Stored data:
— BEGIN —

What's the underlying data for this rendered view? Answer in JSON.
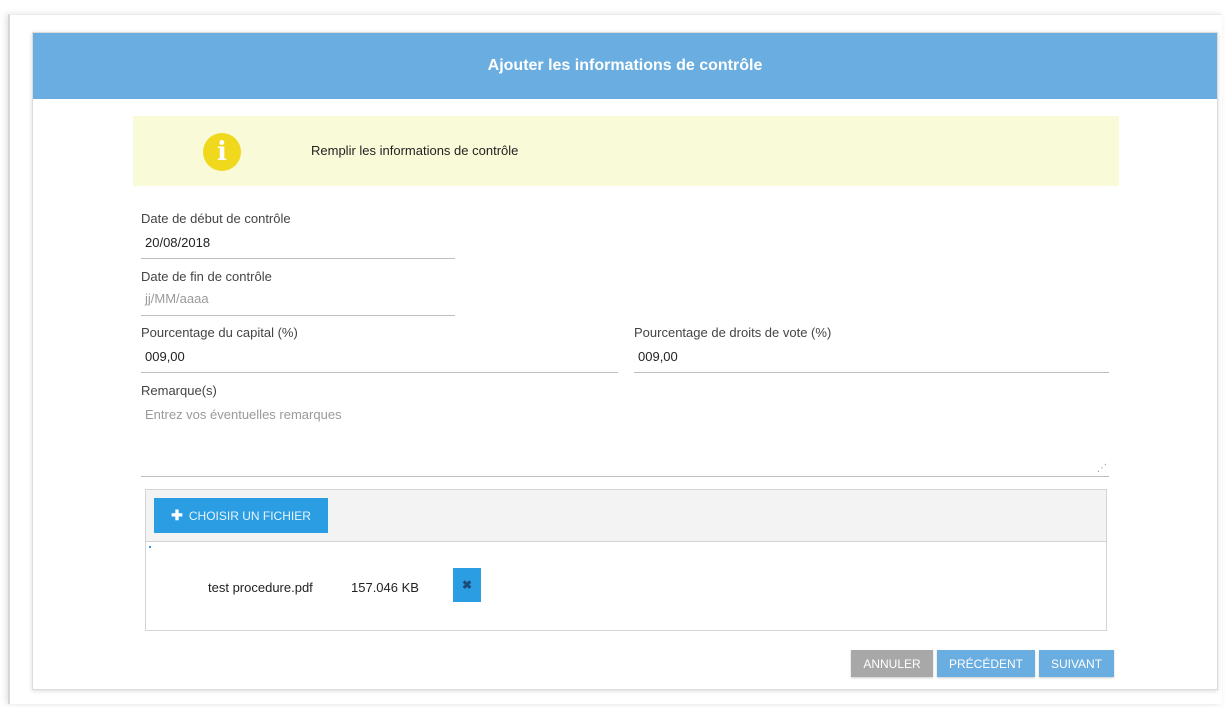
{
  "dialog": {
    "title": "Ajouter les informations de contrôle"
  },
  "info": {
    "icon": "info-icon",
    "icon_glyph": "i",
    "message": "Remplir les informations de contrôle"
  },
  "form": {
    "start_date": {
      "label": "Date de début de contrôle",
      "value": "20/08/2018"
    },
    "end_date": {
      "label": "Date de fin de contrôle",
      "placeholder": "jj/MM/aaaa"
    },
    "capital_pct": {
      "label": "Pourcentage du capital (%)",
      "value": "009,00"
    },
    "voting_pct": {
      "label": "Pourcentage de droits de vote (%)",
      "value": "009,00"
    },
    "remarks": {
      "label": "Remarque(s)",
      "placeholder": "Entrez vos éventuelles remarques"
    }
  },
  "upload": {
    "choose_label": "CHOISIR UN FICHIER",
    "files": [
      {
        "name": "test procedure.pdf",
        "size": "157.046 KB"
      }
    ],
    "remove_glyph": "✖"
  },
  "actions": {
    "cancel": "ANNULER",
    "previous": "PRÉCÉDENT",
    "next": "SUIVANT"
  },
  "colors": {
    "header": "#6aade0",
    "primary_button": "#2b9de3",
    "banner_bg": "#f9fbd8",
    "info_icon": "#f0d81c",
    "cancel_button": "#a8a8a8"
  }
}
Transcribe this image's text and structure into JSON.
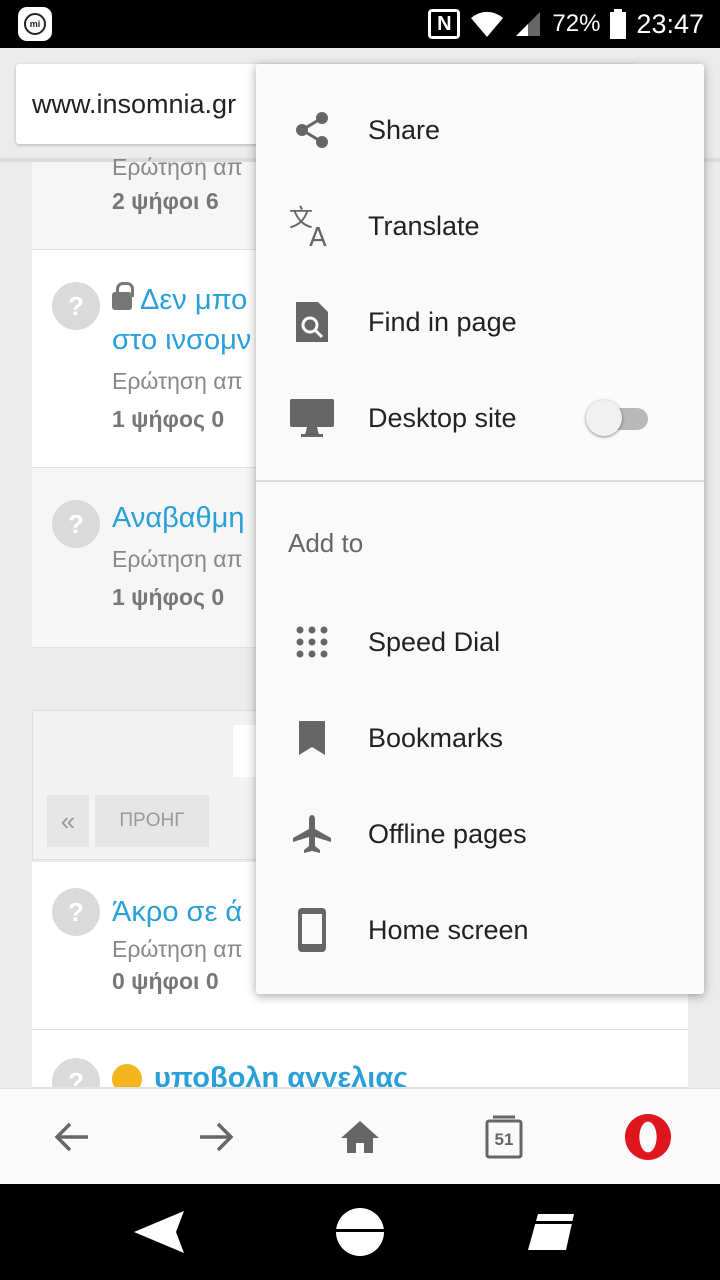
{
  "status": {
    "nfc_label": "N",
    "battery": "72%",
    "time": "23:47"
  },
  "browser": {
    "url": "www.insomnia.gr",
    "tab_count": "51"
  },
  "page": {
    "card1": {
      "sub": "Ερώτηση απ",
      "meta": "2 ψήφοι    6"
    },
    "card2": {
      "title_line1": "Δεν μπο",
      "title_line2": "στο ινσομν",
      "sub": "Ερώτηση απ",
      "meta": "1 ψήφος    0"
    },
    "card3": {
      "title": "Αναβαθμη",
      "sub": "Ερώτηση απ",
      "meta": "1 ψήφος    0"
    },
    "pager": {
      "first": "«",
      "prev": "ΠΡΟΗΓ"
    },
    "card4": {
      "title": "Άκρο σε ά",
      "sub": "Ερώτηση απ",
      "meta": "0 ψήφοι    0"
    },
    "card5": {
      "title": "υποβολη αγγελιας"
    },
    "question_mark": "?"
  },
  "menu": {
    "items": [
      {
        "label": "Share",
        "icon": "share-icon"
      },
      {
        "label": "Translate",
        "icon": "translate-icon"
      },
      {
        "label": "Find in page",
        "icon": "find-in-page-icon"
      },
      {
        "label": "Desktop site",
        "icon": "desktop-icon",
        "toggle": false
      }
    ],
    "section_title": "Add to",
    "add_items": [
      {
        "label": "Speed Dial",
        "icon": "speed-dial-icon"
      },
      {
        "label": "Bookmarks",
        "icon": "bookmark-icon"
      },
      {
        "label": "Offline pages",
        "icon": "airplane-icon"
      },
      {
        "label": "Home screen",
        "icon": "phone-icon"
      }
    ]
  },
  "colors": {
    "link": "#2aa0d8",
    "opera_red": "#e0161f",
    "icon_grey": "#666666"
  }
}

— END —

◆ Set exercise
Take the line that contains "Transcribe this image's" as the first and the last line of the records as the end, and please quote those lines exactly, pictures omitted.

◆ Task answer
Transcribe this image's text and structure into JSON.
{
  "status": {
    "nfc_label": "N",
    "battery": "72%",
    "time": "23:47"
  },
  "browser": {
    "url": "www.insomnia.gr",
    "tab_count": "51"
  },
  "page": {
    "card1": {
      "sub": "Ερώτηση απ",
      "meta": "2 ψήφοι    6"
    },
    "card2": {
      "title_line1": "Δεν μπο",
      "title_line2": "στο ινσομν",
      "sub": "Ερώτηση απ",
      "meta": "1 ψήφος    0"
    },
    "card3": {
      "title": "Αναβαθμη",
      "sub": "Ερώτηση απ",
      "meta": "1 ψήφος    0"
    },
    "pager": {
      "first": "«",
      "prev": "ΠΡΟΗΓ"
    },
    "card4": {
      "title": "Άκρο σε ά",
      "sub": "Ερώτηση απ",
      "meta": "0 ψήφοι    0"
    },
    "card5": {
      "title": "υποβολη αγγελιας"
    },
    "question_mark": "?"
  },
  "menu": {
    "items": [
      {
        "label": "Share",
        "icon": "share-icon"
      },
      {
        "label": "Translate",
        "icon": "translate-icon"
      },
      {
        "label": "Find in page",
        "icon": "find-in-page-icon"
      },
      {
        "label": "Desktop site",
        "icon": "desktop-icon",
        "toggle": false
      }
    ],
    "section_title": "Add to",
    "add_items": [
      {
        "label": "Speed Dial",
        "icon": "speed-dial-icon"
      },
      {
        "label": "Bookmarks",
        "icon": "bookmark-icon"
      },
      {
        "label": "Offline pages",
        "icon": "airplane-icon"
      },
      {
        "label": "Home screen",
        "icon": "phone-icon"
      }
    ]
  },
  "colors": {
    "link": "#2aa0d8",
    "opera_red": "#e0161f",
    "icon_grey": "#666666"
  }
}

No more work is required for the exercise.